Data excerpts:
------
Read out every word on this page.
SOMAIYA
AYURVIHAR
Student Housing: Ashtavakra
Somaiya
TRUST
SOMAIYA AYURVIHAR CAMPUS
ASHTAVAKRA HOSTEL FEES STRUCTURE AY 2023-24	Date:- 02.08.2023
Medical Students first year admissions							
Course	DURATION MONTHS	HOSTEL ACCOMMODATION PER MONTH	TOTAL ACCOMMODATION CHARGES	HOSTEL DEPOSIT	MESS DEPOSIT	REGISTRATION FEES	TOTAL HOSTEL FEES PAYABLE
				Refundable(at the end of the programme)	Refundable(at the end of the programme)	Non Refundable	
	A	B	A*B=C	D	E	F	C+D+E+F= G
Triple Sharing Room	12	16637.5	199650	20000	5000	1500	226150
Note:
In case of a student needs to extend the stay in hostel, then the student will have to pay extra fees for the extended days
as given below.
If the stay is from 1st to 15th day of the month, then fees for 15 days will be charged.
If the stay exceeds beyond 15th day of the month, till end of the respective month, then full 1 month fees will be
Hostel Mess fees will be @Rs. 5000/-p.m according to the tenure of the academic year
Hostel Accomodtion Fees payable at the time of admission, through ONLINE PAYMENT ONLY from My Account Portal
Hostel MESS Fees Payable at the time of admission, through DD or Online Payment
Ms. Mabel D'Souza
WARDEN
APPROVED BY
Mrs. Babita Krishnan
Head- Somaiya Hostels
------
Task instructions:
Repeat all the records. Match each line exactly.

Complete response:
Read out every word on this page.
SOMAIYA
AYURVIHAR
Student Housing: Ashtavakra
Somaiya
TRUST
SOMAIYA AYURVIHAR CAMPUS
ASHTAVAKRA HOSTEL FEES STRUCTURE AY 2023-24	Date:- 02.08.2023
Medical Students first year admissions							
Course	DURATION MONTHS	HOSTEL ACCOMMODATION PER MONTH	TOTAL ACCOMMODATION CHARGES	HOSTEL DEPOSIT	MESS DEPOSIT	REGISTRATION FEES	TOTAL HOSTEL FEES PAYABLE
				Refundable(at the end of the programme)	Refundable(at the end of the programme)	Non Refundable	
	A	B	A*B=C	D	E	F	C+D+E+F= G
Triple Sharing Room	12	16637.5	199650	20000	5000	1500	226150
Note:
In case of a student needs to extend the stay in hostel, then the student will have to pay extra fees for the extended days
as given below.
If the stay is from 1st to 15th day of the month, then fees for 15 days will be charged.
If the stay exceeds beyond 15th day of the month, till end of the respective month, then full 1 month fees will be
Hostel Mess fees will be @Rs. 5000/-p.m according to the tenure of the academic year
Hostel Accomodtion Fees payable at the time of admission, through ONLINE PAYMENT ONLY from My Account Portal
Hostel MESS Fees Payable at the time of admission, through DD or Online Payment
Ms. Mabel D'Souza
WARDEN
APPROVED BY
Mrs. Babita Krishnan
Head- Somaiya Hostels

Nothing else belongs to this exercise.